### TEXTAUSSCHNITT ###

Am Dienstag wies auch noch das Institut für Höhere Studien (IHS) auf die „enormen“ volkswirtschaftlichen Kosten von Schulschließungen hin. Auch das Wirtschaftsforschungsinstitut (WIFO) hatte die hohen Kosten bereits thematisiert. Laut Martin Kocher und Mario Steiner vom IHS droht ein durchschnittlicher jährlicher Erwerbseinkommensverlust aller betroffenen Schüler von 100 bis 200 Euro pro Monat eines Schul-Lockdowns. Dazu kommt durch Betreuungsverpflichtungen der Eltern noch einmal ein erheblicher Produktivitätsverlust.

Die kurz-, mittel- und langfristigen Kosten von Schulschließungen zur Eindämmung der Pandemie seien vielschichtig, betonen die Ökonomen: Die Umstellung auf Fernunterricht führe durch weniger aufgewendete Zeit für schulische Aktivitäten zu „massiv negativen Effekten auf den Kompetenz- und Wissenserwerb“, und zwar vor allem bei jüngeren und benachteiligten Schülern, deren Eltern sie nicht so gut beim Lernen unterstützen können. Dazu komme gerade bei Kindern aus benachteiligten Haushalten noch die höhere Wahrscheinlichkeit von Arbeitslosigkeit. Sie verwiesen auch auf die Verschärfung von sozialer Ungleichheit durch Schulschließungen.

### VORLIEGENDE DATEN ###

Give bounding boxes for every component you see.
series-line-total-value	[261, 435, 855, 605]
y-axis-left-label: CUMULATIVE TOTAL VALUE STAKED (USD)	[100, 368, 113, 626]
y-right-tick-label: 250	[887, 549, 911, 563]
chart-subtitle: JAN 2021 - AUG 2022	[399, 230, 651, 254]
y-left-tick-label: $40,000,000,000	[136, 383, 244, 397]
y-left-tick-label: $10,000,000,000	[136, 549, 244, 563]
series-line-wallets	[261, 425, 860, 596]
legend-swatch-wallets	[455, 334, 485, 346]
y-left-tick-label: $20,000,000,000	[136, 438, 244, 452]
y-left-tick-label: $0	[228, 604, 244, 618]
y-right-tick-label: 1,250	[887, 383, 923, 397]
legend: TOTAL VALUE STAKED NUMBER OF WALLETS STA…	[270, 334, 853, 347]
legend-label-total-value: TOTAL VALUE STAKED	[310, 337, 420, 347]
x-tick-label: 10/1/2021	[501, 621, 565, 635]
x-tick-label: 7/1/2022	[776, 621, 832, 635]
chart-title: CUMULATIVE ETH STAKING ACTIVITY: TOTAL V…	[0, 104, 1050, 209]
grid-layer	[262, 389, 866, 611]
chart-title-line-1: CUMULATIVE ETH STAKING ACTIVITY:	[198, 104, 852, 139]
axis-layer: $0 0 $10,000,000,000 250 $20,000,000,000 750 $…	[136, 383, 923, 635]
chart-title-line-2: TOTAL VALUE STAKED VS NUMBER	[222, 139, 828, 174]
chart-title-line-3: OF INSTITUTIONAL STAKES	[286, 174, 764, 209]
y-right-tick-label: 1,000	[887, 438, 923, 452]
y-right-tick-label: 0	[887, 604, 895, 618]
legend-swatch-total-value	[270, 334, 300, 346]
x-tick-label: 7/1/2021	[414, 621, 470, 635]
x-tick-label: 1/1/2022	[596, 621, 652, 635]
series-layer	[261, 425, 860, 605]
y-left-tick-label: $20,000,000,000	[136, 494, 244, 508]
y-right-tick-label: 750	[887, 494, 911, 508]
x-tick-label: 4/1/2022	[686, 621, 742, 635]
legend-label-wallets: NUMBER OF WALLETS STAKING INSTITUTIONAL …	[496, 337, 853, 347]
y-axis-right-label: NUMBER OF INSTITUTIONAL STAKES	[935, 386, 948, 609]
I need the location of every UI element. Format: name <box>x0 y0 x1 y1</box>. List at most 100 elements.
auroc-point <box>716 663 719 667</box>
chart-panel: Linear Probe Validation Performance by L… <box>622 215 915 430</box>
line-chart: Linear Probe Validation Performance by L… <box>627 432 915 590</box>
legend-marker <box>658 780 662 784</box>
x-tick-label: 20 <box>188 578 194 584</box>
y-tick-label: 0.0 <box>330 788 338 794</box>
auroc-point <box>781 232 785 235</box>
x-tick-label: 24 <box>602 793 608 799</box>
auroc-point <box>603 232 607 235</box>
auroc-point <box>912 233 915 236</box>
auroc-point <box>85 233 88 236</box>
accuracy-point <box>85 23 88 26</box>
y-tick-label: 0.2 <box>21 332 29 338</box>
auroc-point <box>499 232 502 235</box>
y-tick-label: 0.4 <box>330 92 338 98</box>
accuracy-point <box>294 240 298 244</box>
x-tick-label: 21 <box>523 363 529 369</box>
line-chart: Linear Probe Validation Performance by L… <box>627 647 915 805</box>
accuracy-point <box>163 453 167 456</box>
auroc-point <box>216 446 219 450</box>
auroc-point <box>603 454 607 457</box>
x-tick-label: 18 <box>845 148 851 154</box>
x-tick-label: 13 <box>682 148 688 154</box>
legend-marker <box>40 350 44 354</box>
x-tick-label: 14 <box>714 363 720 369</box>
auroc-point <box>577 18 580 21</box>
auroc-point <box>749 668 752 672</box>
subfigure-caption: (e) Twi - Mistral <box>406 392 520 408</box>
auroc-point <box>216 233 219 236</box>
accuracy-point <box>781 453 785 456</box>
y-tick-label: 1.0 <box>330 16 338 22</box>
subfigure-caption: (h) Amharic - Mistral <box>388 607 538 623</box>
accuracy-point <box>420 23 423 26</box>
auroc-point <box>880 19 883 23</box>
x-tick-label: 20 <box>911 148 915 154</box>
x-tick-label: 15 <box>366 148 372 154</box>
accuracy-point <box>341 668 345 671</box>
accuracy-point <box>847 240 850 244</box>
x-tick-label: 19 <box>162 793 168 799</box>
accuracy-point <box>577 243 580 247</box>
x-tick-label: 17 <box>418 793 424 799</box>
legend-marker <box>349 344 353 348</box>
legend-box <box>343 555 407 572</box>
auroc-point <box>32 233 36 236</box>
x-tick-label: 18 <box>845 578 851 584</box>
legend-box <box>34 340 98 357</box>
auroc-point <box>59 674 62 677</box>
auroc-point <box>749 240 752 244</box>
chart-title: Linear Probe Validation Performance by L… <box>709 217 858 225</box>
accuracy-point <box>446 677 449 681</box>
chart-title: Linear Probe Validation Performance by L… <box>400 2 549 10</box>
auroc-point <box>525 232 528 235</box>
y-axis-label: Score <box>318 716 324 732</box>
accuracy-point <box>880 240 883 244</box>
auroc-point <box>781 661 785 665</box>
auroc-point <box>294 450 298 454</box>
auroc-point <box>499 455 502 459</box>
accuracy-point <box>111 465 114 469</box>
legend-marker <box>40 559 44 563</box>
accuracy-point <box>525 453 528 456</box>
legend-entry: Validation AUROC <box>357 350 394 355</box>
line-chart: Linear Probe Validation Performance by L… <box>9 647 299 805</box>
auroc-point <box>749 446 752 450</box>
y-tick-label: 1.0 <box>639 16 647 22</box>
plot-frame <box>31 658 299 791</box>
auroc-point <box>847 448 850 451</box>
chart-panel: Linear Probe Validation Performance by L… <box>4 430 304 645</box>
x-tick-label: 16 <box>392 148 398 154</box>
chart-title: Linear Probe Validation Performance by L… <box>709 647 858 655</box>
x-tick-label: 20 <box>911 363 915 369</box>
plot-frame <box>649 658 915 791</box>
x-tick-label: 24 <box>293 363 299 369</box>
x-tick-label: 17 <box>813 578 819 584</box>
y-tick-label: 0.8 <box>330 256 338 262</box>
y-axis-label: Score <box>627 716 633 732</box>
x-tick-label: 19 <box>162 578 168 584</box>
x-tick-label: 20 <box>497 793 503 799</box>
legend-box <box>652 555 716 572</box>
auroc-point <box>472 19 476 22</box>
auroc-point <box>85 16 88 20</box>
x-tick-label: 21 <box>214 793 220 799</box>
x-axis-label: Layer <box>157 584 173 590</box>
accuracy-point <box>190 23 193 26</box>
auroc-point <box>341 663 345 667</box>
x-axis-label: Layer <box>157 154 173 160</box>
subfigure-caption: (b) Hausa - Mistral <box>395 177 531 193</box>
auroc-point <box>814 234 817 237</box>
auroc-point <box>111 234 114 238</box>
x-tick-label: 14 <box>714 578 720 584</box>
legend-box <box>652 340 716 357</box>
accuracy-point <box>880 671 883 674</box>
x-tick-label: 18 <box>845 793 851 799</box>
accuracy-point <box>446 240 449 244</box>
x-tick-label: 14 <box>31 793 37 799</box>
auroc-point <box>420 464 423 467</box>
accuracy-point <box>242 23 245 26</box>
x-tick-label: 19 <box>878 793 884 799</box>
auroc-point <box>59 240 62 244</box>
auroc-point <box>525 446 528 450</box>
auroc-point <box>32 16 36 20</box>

###

**ARBEITSANWEISUNGEN**
[1] Geben Sie den Text über die Kosten von Schulschließungen beginnend mit „Am Dienstag wies“ und fortlaufend bis „ein erheblicher Produktivitätsverlust.“ erneut wieder, und tauschen Sie dabei „erheblicher“ gegen „beträchtlicher“ aus.
[2] Führen Sie den Text über die Kosten von Schulschließungen von der Stelle an fort, an der er endet.

**LÖSUNGEN DER AUFGABEN**
[1]
Am Dienstag wies auch noch das Institut für Höhere Studien (IHS) auf die „enormen“ volkswirtschaftlichen Kosten von Schulschließungen hin. Auch das Wirtschaftsforschungsinstitut (WIFO) hatte die hohen Kosten bereits thematisiert. Laut Martin Kocher und Mario Steiner vom IHS droht ein durchschnittlicher jährlicher Erwerbseinkommensverlust aller betroffenen Schüler von 100 bis 200 Euro pro Monat eines Schul-Lockdowns. Dazu kommt durch Betreuungsverpflichtungen der Eltern noch einmal ein beträchtlicher Produktivitätsverlust.

[2]
Die ökonomischen Gesamtkosten der Schließung der Schulen im Frühjahr gehen laut Kocher und Steiner in die Milliarden, inklusive langfristiger Kosten in einen zweistelligen Milliardenbereich. Dabei seien hier die psychologischen Kosten noch nicht einberechnet.

Eltern wollen offene Schulen

Der Allianz gegen Schulschließungen gehören auch viele Eltern an. Der Dachverband der Elternvereine für die Pflichtschulen forderte, dass jene Schulen, die Hygienevorschriften einhalten können, alle Möglichkeiten des Präsenzunterrichts ausschöpfen sollen. Der Familienverband plädierte für eine Erhöhung der Mindestabstände etwa durch Nutzung zusätzlicher Räume. Beide forderten neben dem Offenlassen der Schulen außerdem Maßnahmen, um überfüllte Schulbusse zu vermeiden.

Eine aktuelle Umfrage im Auftrag des Bildungsministeriums zeigte zudem, dass die Mehrheit der Eltern gegen eine Schließung der Schulen ist. Wie das Ö1-Morgenjournal berichtete, sind zwei Drittel für das Offenhalten. Dabei, so Meinungsforscher Peter Hajek, machten sich Eltern durchaus Sorgen um die Gesundheit ihrer Kinder. Die Sorge bezüglich Nachteilen in der Bildung und einer möglichen Überforderung des Familienlebens überwiege aber, so Hajek.

Das Gros der befragten Eltern betonte zudem, dass ein Lockdown bis Jänner jedenfalls zu lang wäre und dass bei einem Wiederhochfahren die Schulen an erster Stelle stehen müssten – anders als im Frühjahr, als etwa Geschäfte und Gastronomie vorher an der Reihe waren.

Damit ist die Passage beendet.